• EXTRACT TO READ:
[Start of section]

Never I have been a devotee of the concept of work-life balance. It suggests a separation that I am not willing to accept. If something has lost its balance, then it is surely our way of doing business, where work is designed in such a way that it is only bearable with a proper counterweight. So let’s not strive for more work-life balance, but for a world of work worth living in, in which people can unfold their full potential instead of just being human resources. Let us differentiate the various areas of life without separating them.
Every year I am appalled by the results of the Gallup Engagement Index. We simply can’t afford to have 70% of the people in German companies just working by the book. This wastes precious life time on the one hand and creative potential on the other.
The reason for this waste comes from the way we have built organizations and how we operate them. Where people are only used as gears in a huge soulless machine, the logical consequence is working by the book. In this paradigm, human work becomes an annoying evil to be avoided – for the employer as well as for the employee, as E.F. Schumacher aptly explains in his highly recommendable book “Small is beautiful: Economics as if People Mattered” (Amazon Affiliate-Link):
There is universal agreement that a fundamental source of wealth is human labor. Now, the modern economist has been brought up to consider “labor” or work as little more than a necessary evil. From the point of view of the employer, it is in any case simply an item of cost, to be reduced to a minimum if it cannot be eliminated altogether, say, by automation. From the point of view of the workman, it is a “disutility”; to work is to make a sacrifice of one’s leisure and comfort, and wages are a kind of compensation for the sacrifice. Hence the ideal from the point of view of the employer is to have output without employees, and the ideal from the point of view of the employee is to have income without employment.
E.F. Schumacher, Small is beautiful
In exactly this way of thinking the concept of work-life balance has its origin and certainly some justification. However, it does not eliminate the causes of the problem, but merely cures the symptoms a little bit by creating a separate space for the “proper” life in contrast to the meaningless and lifeless work where individual talents and hopes can be realized.

[End of section]

Carry on the essay about work-life balance from the point where it stops, in the same voice and line of argument.

Data entries
[Start of section]

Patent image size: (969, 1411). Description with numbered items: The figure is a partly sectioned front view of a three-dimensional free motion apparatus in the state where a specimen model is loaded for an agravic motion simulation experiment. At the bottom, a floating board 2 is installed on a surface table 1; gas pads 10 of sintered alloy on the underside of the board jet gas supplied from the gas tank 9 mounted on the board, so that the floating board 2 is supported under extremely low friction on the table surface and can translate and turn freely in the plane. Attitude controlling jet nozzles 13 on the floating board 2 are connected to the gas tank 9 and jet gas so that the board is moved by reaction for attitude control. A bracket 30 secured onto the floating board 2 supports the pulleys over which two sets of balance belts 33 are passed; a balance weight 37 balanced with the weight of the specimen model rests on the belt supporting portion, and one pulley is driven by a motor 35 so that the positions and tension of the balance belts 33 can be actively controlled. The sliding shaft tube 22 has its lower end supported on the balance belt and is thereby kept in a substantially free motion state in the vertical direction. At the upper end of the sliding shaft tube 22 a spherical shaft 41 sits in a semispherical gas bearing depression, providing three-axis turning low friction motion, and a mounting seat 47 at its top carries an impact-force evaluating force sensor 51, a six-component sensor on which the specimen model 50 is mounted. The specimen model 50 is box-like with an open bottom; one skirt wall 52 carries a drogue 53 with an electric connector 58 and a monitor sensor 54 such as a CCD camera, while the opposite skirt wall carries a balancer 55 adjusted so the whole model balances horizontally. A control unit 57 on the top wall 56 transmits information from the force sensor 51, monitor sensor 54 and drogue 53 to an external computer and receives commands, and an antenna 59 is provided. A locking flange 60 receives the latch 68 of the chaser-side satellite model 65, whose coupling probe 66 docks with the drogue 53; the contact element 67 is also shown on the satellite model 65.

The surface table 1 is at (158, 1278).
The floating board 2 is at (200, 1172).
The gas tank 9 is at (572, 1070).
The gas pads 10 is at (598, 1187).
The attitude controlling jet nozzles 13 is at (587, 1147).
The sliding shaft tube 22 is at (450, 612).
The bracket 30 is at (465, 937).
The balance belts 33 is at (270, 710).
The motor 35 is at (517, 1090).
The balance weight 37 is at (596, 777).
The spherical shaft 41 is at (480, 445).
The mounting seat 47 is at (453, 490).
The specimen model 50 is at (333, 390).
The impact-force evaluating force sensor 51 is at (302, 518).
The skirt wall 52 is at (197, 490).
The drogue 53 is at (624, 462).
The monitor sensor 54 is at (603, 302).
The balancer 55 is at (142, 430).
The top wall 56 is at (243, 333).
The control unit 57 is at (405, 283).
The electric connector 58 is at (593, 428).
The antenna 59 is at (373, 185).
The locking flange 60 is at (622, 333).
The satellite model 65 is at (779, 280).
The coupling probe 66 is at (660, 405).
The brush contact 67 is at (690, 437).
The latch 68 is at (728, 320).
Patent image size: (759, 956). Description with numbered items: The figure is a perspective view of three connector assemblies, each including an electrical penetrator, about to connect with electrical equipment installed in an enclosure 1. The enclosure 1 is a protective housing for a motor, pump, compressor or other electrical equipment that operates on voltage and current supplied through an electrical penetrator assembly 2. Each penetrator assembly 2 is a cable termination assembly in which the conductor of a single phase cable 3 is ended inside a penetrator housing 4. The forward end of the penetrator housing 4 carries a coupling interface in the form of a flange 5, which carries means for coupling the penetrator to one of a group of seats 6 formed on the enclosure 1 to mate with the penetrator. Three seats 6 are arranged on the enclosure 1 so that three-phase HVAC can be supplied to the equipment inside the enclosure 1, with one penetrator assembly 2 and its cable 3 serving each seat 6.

[End of section]

• REPLY TO THE EXERCISE:
Differentiate without separating – connect without equalizing
Herbert Pietschmann
But how much more quality of life on the one hand and work results on the other would be possible if we could break this separation and revive work? Schumacher therefore contrasts his sobering analysis with a holistic view of work:
The Buddhist point of view takes the function of work to be at least threefold: to give a man a chance to utilize and develop his faculties; to enable him to overcome his ego-centeredness by joining with other people in a common task; and to bring forth the goods and services needed for a becoming existence. Again, the consequences that flow from this view are endless. To organize work in such a manner that it becomes meaningless, boring, stultifying, or nerve-racking for the worker would be little short of criminal; it would indicate a greater concern with goods than with people, an evil lack of compassion and a soul-destroying degree of attachment to the most primitive side of this worldly existence. Equally, to strive for leisure as an alternative to work would be considered a complete misunderstanding of one of the basic truths of human existence, namely that work and leisure are complementary parts of the same living process and cannot be separated without destroying the joy of work and the bliss of leisure.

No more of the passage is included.